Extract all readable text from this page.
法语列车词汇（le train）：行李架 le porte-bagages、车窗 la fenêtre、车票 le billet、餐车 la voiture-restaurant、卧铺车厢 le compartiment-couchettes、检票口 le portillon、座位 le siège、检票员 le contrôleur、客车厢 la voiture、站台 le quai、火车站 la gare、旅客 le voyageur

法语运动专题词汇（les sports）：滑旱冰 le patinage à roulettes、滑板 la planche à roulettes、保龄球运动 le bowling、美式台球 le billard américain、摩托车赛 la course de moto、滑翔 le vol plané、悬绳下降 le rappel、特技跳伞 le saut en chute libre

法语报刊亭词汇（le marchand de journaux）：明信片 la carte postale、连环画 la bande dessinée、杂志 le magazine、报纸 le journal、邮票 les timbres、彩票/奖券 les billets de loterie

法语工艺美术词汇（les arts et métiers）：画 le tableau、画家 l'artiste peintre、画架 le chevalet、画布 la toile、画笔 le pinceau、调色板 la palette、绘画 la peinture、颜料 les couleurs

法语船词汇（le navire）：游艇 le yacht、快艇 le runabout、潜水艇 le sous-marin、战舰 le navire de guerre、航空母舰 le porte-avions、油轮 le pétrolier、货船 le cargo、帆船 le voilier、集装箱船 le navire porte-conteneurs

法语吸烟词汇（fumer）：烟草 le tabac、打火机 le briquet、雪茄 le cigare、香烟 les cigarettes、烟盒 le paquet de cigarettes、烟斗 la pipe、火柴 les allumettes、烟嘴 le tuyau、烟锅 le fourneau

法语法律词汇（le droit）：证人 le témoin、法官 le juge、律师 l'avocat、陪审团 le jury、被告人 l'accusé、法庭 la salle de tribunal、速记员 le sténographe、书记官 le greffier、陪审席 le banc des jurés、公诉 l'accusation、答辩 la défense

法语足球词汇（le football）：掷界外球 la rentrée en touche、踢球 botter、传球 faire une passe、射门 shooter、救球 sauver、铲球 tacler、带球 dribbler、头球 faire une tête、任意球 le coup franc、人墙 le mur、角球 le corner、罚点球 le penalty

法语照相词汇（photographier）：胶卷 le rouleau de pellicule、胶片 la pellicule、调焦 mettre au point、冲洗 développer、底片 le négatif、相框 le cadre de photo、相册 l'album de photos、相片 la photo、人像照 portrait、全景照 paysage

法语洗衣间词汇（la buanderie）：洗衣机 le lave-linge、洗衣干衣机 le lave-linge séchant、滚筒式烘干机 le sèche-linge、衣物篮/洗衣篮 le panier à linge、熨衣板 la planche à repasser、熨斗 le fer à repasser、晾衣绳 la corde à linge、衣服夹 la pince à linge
---
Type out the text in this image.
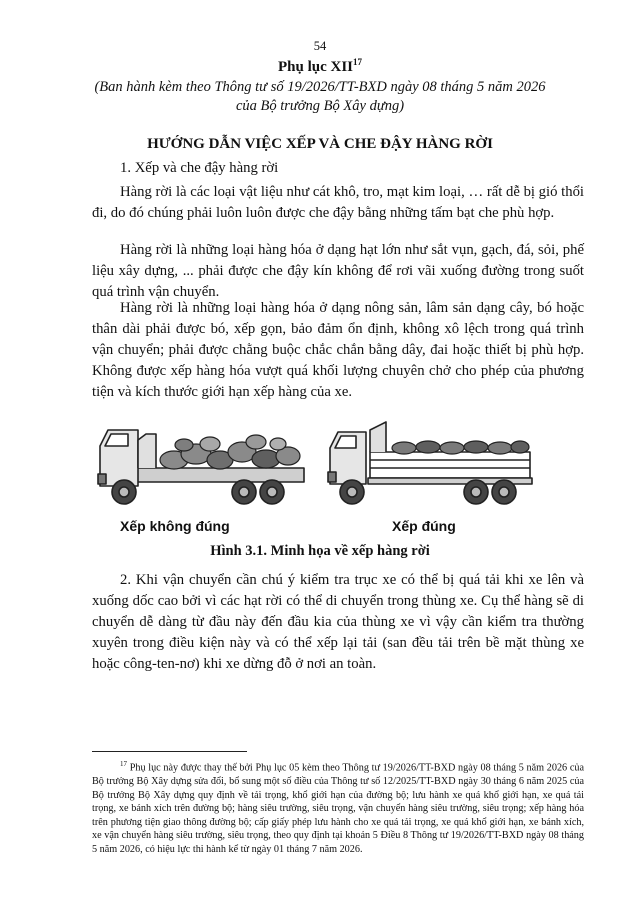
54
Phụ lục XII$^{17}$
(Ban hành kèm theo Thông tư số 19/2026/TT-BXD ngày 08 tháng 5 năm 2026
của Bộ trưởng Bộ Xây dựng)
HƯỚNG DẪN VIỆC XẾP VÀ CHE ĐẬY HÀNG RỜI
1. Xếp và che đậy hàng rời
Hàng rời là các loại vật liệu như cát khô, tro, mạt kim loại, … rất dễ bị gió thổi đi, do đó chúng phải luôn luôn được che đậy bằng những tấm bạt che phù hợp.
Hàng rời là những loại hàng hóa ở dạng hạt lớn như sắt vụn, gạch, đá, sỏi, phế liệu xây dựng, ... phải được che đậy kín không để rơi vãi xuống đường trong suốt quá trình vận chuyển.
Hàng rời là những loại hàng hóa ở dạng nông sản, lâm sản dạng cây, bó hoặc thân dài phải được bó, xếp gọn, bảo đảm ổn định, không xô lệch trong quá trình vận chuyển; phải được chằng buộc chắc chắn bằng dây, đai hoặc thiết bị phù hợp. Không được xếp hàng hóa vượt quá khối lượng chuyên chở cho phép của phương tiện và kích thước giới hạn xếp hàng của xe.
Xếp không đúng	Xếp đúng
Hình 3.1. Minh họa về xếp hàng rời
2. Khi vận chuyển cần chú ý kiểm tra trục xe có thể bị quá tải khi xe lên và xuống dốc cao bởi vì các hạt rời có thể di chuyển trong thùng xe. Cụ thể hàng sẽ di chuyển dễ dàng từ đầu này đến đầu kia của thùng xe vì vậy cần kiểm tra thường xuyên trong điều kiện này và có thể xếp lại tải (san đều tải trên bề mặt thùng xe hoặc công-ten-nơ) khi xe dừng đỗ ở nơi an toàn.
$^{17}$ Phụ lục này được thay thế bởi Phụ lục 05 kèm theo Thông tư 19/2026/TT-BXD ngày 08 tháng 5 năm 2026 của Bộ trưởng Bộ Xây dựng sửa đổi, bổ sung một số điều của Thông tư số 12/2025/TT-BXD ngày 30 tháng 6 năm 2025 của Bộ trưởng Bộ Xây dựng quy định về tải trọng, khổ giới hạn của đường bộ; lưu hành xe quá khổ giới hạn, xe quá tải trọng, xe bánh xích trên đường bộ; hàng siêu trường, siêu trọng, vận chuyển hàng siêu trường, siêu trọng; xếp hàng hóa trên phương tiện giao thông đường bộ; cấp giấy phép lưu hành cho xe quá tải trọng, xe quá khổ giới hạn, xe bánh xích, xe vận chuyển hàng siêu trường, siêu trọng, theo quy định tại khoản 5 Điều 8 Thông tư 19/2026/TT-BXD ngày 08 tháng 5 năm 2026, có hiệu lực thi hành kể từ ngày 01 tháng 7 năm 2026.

== WRITTEN EXERCISE ==
Above are several records. Count the lines among them that contain "this" and give only the total.

== SOLVED PROBLEM ==
2